Reproduce the stretch of records from the line containing "UI element localization: list" through the line containing "expand-arrow-icon[interactable]: ▶ (48, 236, 54, 245)", word for word. Leave the picture out of your copy.

Data
** Begin **
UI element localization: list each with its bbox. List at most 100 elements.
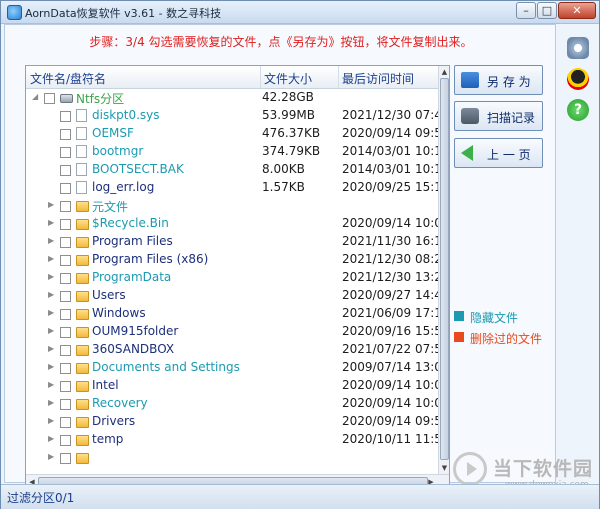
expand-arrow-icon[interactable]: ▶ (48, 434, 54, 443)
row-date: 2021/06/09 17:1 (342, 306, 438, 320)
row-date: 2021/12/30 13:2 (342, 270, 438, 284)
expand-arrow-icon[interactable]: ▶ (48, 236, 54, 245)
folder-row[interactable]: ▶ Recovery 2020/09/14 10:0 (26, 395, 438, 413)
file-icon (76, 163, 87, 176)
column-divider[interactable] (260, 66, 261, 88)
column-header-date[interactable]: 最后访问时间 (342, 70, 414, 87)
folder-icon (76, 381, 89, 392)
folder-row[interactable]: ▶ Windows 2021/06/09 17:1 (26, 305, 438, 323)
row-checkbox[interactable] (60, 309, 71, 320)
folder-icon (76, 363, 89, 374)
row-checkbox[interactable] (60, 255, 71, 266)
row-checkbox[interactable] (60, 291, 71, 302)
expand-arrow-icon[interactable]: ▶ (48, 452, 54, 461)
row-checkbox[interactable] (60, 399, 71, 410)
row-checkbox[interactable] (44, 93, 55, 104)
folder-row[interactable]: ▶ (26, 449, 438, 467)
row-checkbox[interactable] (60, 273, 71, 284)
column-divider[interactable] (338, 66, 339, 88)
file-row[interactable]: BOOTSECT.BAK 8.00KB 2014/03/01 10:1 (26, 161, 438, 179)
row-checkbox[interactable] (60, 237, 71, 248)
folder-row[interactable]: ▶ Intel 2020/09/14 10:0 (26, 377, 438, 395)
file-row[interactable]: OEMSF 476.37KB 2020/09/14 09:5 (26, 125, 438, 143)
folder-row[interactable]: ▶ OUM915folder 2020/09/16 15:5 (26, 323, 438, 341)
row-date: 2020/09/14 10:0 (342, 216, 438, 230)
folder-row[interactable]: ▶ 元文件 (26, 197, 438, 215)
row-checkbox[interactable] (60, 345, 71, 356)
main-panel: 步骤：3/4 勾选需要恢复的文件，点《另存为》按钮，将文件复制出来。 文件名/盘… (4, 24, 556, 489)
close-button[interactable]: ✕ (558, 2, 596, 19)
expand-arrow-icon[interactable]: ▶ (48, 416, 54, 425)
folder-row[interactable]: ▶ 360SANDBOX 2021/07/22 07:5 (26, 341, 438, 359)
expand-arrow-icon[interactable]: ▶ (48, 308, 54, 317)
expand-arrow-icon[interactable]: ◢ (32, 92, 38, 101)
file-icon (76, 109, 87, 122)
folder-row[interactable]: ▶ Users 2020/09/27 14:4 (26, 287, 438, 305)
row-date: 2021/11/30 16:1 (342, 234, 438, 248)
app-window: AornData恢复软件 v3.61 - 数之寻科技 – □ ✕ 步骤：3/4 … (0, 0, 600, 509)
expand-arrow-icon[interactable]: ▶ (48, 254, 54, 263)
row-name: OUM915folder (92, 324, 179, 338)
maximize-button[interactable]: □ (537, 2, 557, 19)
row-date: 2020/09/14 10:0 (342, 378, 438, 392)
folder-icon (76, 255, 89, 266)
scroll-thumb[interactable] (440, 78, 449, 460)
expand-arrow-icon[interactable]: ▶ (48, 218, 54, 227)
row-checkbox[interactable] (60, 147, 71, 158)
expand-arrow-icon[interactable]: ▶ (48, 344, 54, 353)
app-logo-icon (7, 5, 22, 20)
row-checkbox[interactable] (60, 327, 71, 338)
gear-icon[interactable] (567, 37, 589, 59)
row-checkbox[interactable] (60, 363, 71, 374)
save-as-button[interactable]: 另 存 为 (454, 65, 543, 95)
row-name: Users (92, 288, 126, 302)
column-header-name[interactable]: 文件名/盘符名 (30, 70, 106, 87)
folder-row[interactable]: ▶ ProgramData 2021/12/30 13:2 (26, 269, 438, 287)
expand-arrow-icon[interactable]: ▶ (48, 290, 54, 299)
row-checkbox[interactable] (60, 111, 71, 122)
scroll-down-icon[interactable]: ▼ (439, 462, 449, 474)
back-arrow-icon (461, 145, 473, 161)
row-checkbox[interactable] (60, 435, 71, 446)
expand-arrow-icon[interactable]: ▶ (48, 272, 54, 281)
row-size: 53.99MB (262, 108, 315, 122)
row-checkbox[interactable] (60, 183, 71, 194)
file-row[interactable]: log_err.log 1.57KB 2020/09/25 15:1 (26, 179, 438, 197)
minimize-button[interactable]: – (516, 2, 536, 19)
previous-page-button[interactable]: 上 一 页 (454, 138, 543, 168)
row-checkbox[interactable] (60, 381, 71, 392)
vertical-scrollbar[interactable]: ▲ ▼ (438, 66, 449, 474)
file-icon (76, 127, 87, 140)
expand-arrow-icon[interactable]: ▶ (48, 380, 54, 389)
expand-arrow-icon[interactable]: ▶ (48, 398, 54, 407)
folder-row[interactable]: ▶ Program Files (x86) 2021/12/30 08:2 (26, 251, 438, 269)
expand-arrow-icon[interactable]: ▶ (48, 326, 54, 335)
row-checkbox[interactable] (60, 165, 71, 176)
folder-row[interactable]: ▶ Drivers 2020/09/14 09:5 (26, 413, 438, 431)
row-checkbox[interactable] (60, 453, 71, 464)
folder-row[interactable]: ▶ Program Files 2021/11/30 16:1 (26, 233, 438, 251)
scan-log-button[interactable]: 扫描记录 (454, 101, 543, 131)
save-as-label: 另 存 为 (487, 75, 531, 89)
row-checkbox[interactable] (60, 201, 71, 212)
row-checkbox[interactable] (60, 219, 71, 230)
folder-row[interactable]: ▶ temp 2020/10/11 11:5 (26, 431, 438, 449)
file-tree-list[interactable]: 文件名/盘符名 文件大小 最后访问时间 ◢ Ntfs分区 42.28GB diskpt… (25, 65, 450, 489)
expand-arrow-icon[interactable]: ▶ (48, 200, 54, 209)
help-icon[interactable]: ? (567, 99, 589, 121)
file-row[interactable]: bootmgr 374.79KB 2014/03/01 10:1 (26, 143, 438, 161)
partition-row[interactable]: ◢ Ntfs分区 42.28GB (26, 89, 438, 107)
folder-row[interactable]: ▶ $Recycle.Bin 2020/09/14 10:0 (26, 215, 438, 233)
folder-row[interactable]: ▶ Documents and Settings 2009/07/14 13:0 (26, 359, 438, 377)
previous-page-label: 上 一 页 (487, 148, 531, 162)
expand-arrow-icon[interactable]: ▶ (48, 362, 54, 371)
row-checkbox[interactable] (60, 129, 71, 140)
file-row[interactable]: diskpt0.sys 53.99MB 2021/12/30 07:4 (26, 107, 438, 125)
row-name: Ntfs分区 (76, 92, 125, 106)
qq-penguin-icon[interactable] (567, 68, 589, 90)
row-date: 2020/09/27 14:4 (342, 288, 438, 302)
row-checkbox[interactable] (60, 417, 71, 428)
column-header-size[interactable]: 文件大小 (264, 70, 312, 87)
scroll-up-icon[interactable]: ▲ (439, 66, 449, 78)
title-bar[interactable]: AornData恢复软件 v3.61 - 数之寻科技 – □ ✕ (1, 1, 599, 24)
** End **
** Begin **
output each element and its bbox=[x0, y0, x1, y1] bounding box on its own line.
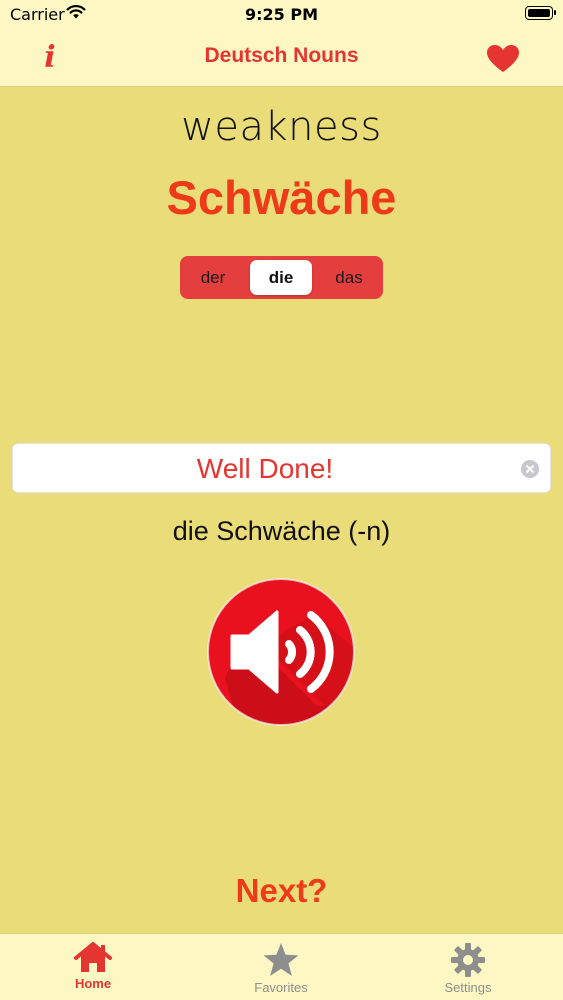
** End **
** Begin **
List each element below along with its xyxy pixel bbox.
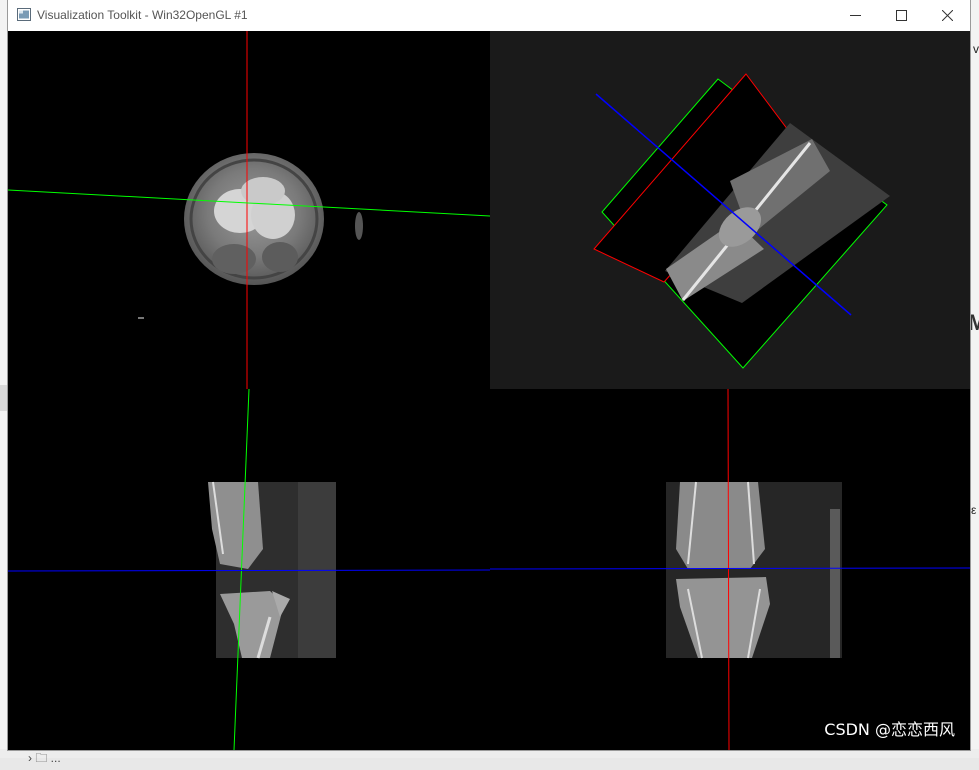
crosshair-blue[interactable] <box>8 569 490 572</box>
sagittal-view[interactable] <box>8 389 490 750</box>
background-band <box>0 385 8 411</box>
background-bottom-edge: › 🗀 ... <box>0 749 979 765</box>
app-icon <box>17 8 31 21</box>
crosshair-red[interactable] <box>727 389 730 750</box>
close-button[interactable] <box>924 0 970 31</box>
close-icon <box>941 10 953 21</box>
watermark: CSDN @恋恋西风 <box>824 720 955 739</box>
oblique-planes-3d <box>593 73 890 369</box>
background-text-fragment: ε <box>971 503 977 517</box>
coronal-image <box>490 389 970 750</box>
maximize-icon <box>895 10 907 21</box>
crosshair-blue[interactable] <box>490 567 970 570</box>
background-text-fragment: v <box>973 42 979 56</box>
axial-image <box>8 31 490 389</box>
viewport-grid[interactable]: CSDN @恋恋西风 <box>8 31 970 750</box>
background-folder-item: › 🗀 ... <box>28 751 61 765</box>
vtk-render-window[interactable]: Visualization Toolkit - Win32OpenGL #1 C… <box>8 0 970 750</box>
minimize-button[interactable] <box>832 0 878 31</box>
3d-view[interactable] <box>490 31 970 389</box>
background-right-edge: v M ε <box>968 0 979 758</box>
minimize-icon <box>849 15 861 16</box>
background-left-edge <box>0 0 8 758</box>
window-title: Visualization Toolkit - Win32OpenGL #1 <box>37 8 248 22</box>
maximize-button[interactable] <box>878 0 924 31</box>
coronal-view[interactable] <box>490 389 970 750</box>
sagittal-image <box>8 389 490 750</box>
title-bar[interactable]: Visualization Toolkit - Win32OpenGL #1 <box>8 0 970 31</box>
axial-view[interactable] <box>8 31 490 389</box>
** End **
Written response
UI element localization: list each with its bbox. List at most 100 elements.
expand-arrow-icon[interactable]: ▶ (48, 434, 54, 443)
row-date: 2021/06/09 17:1 (342, 306, 438, 320)
row-date: 2021/12/30 13:2 (342, 270, 438, 284)
expand-arrow-icon[interactable]: ▶ (48, 236, 54, 245)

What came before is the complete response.